# What the task requires
In the following material, identify every line holding the string "УРАЛЬСКИЙ" and return it.

# Material supplied
*-*-*

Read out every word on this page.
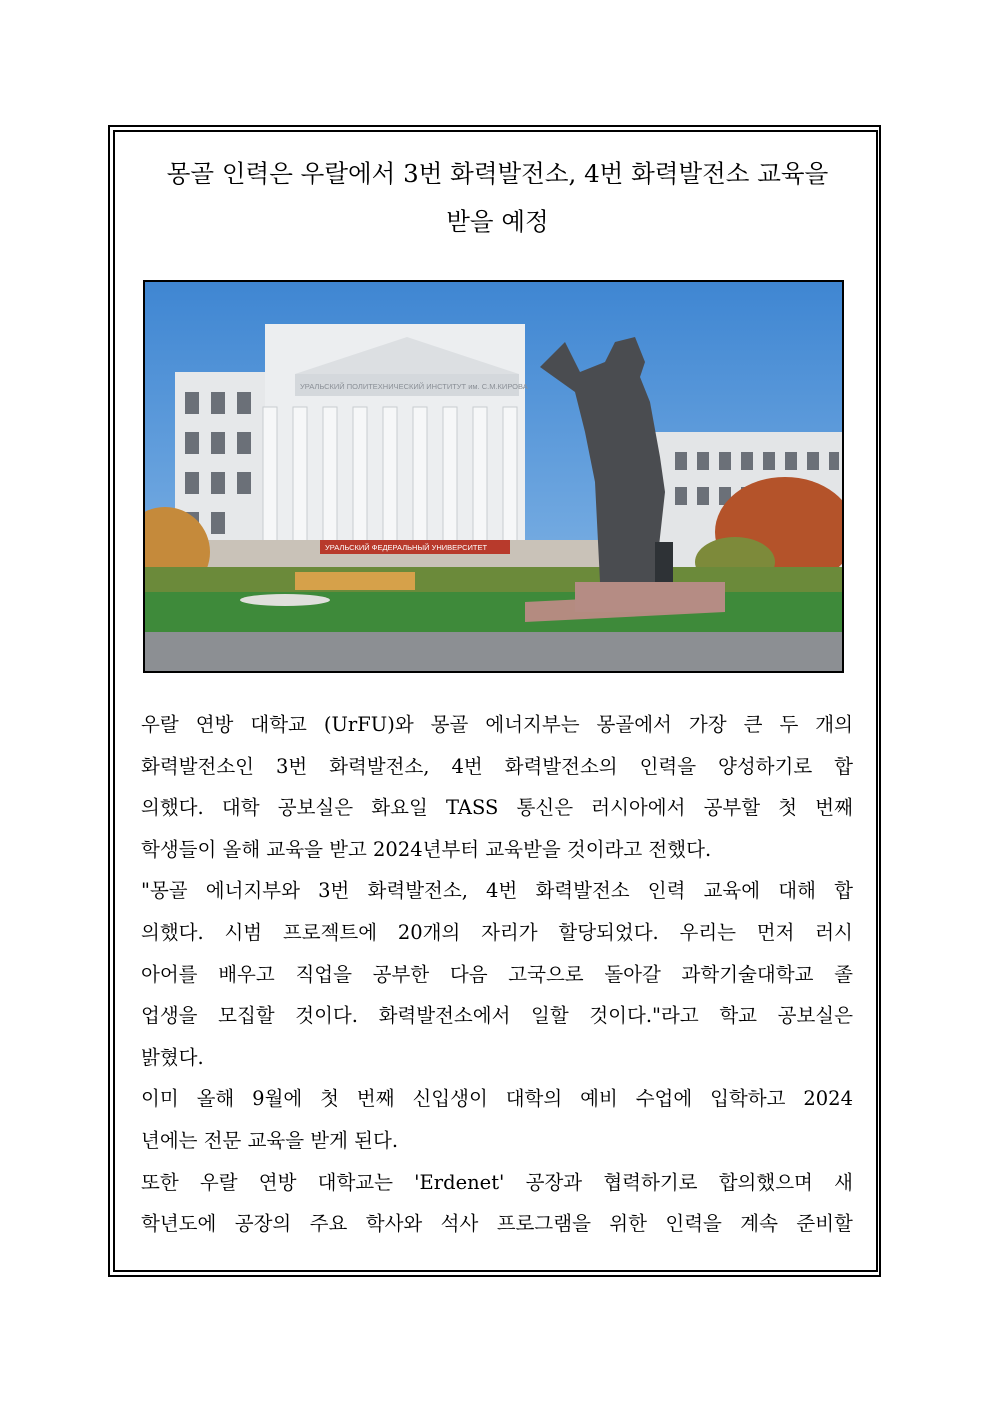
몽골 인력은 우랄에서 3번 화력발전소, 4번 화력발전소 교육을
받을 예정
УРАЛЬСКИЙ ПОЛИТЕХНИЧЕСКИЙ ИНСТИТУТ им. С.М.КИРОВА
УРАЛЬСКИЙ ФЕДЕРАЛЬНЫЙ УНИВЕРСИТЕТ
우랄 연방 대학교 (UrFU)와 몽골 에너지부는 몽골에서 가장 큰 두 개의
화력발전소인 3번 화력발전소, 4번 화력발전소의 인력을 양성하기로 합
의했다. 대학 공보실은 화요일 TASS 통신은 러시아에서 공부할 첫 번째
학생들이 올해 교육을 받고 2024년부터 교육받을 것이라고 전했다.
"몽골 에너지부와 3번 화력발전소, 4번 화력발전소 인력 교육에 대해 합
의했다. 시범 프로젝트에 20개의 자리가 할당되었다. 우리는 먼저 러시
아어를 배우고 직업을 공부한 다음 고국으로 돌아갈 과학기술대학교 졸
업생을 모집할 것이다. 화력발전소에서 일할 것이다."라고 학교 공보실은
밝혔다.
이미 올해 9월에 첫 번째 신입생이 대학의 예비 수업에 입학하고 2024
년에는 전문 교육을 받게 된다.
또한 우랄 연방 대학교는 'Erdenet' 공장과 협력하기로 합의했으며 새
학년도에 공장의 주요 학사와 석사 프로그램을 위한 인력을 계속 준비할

*-*-*

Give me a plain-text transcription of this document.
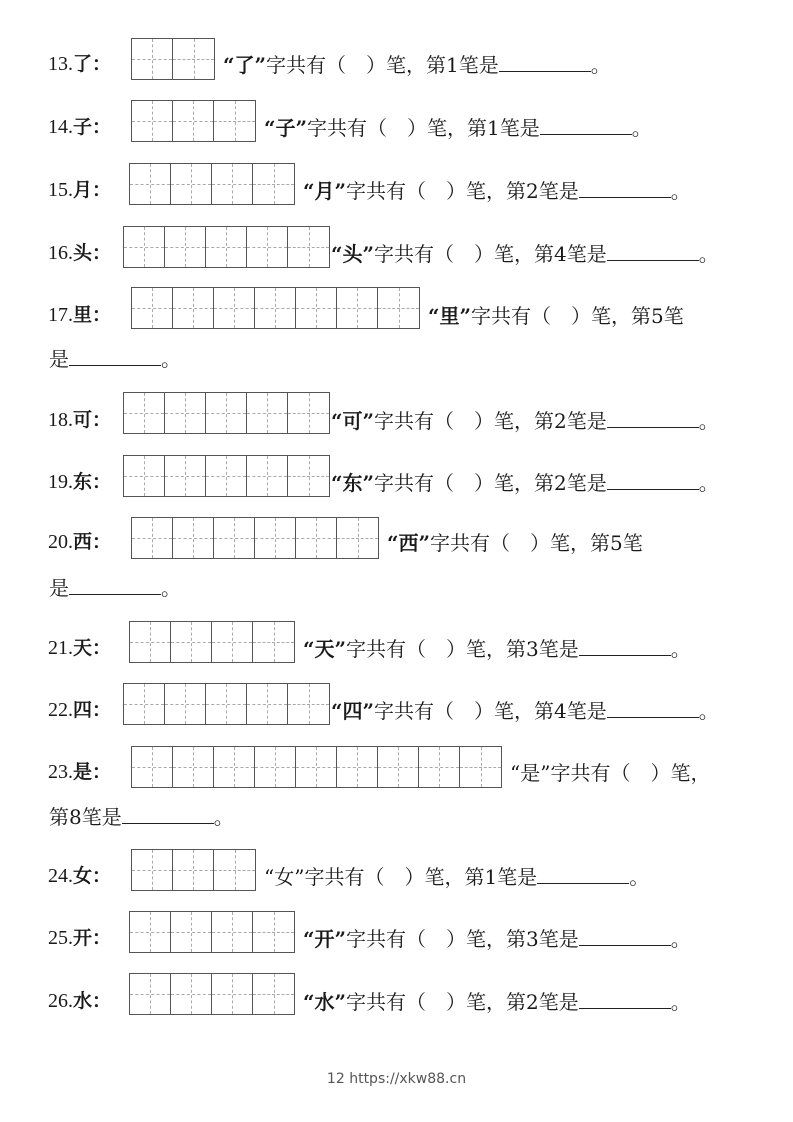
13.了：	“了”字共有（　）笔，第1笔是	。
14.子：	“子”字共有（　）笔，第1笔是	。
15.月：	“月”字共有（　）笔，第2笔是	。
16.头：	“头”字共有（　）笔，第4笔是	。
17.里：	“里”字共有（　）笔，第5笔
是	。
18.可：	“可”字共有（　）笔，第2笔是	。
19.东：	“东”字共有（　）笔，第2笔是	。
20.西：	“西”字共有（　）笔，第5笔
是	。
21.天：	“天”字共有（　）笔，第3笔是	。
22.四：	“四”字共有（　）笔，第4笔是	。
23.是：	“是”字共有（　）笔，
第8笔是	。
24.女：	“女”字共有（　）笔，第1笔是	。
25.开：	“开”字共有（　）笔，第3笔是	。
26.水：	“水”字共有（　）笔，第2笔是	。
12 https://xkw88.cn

*-*-*

# Solved exercise
УРАЛЬСКИЙ ПОЛИТЕХНИЧЕСКИЙ ИНСТИТУТ им. С.М.КИРОВА
УРАЛЬСКИЙ ФЕДЕРАЛЬНЫЙ УНИВЕРСИТЕТ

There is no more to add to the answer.